[Start]

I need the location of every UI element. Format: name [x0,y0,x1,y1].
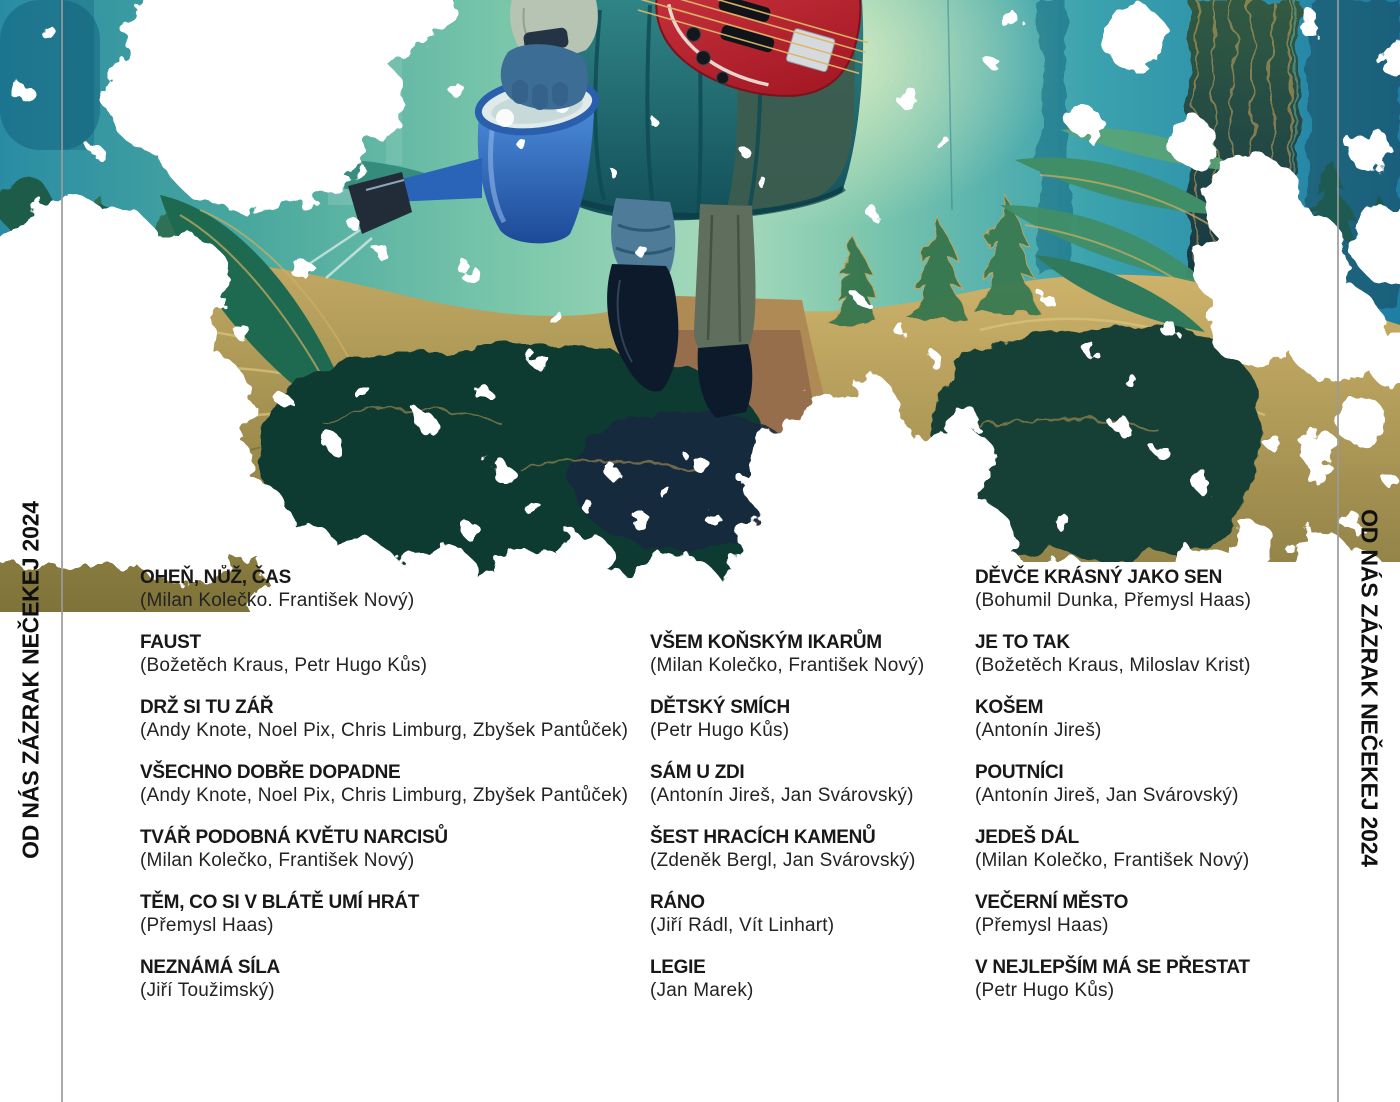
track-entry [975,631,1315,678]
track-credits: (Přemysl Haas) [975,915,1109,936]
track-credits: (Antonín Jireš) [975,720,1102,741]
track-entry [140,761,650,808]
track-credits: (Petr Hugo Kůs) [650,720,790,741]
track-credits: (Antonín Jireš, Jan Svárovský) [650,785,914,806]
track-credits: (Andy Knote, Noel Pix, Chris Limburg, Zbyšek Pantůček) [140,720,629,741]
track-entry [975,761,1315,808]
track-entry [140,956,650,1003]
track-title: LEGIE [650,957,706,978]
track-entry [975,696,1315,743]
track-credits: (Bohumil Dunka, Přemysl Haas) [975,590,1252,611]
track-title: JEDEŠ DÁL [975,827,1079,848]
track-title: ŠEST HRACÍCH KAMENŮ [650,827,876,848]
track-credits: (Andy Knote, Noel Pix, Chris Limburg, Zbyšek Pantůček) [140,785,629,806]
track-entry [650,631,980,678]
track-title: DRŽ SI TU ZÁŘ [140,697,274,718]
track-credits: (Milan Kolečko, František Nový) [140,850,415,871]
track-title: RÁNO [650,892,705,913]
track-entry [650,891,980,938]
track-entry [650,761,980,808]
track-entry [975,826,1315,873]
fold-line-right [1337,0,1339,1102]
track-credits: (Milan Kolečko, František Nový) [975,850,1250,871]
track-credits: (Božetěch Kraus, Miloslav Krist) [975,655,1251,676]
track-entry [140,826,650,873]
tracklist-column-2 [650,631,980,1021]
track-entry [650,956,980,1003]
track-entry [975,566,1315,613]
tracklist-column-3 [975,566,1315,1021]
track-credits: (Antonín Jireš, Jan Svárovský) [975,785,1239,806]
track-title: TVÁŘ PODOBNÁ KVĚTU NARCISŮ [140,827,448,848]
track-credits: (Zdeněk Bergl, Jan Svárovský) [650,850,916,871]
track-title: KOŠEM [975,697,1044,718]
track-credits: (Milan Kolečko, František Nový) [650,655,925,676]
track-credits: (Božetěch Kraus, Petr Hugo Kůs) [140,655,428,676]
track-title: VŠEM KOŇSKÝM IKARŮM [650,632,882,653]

[End]

Directive:
Copy out every one of the records above word for word, but leave out the pictures.

Task output:
I need the location of every UI element. Format: name [x0,y0,x1,y1].
track-entry [975,631,1315,678]
track-credits: (Přemysl Haas) [975,915,1109,936]
track-credits: (Antonín Jireš) [975,720,1102,741]
track-entry [140,761,650,808]
track-credits: (Petr Hugo Kůs) [650,720,790,741]
track-credits: (Antonín Jireš, Jan Svárovský) [650,785,914,806]
track-credits: (Andy Knote, Noel Pix, Chris Limburg, Zbyšek Pantůček) [140,720,629,741]
track-entry [975,761,1315,808]
track-entry [140,956,650,1003]
track-title: LEGIE [650,957,706,978]
track-entry [975,696,1315,743]
track-credits: (Bohumil Dunka, Přemysl Haas) [975,590,1252,611]
track-title: JEDEŠ DÁL [975,827,1079,848]
track-title: ŠEST HRACÍCH KAMENŮ [650,827,876,848]
track-credits: (Andy Knote, Noel Pix, Chris Limburg, Zbyšek Pantůček) [140,785,629,806]
track-entry [650,631,980,678]
track-title: DRŽ SI TU ZÁŘ [140,697,274,718]
track-credits: (Milan Kolečko, František Nový) [140,850,415,871]
track-title: RÁNO [650,892,705,913]
track-entry [650,891,980,938]
track-entry [650,761,980,808]
track-entry [975,826,1315,873]
fold-line-right [1337,0,1339,1102]
track-credits: (Milan Kolečko, František Nový) [975,850,1250,871]
track-credits: (Božetěch Kraus, Miloslav Krist) [975,655,1251,676]
track-entry [140,826,650,873]
tracklist-column-2 [650,631,980,1021]
track-entry [650,956,980,1003]
track-entry [975,566,1315,613]
tracklist-column-3 [975,566,1315,1021]
track-credits: (Antonín Jireš, Jan Svárovský) [975,785,1239,806]
track-title: TVÁŘ PODOBNÁ KVĚTU NARCISŮ [140,827,448,848]
track-credits: (Zdeněk Bergl, Jan Svárovský) [650,850,916,871]
track-title: KOŠEM [975,697,1044,718]
track-credits: (Milan Kolečko, František Nový) [650,655,925,676]
track-credits: (Božetěch Kraus, Petr Hugo Kůs) [140,655,428,676]
track-title: VŠEM KOŇSKÝM IKARŮM [650,632,882,653]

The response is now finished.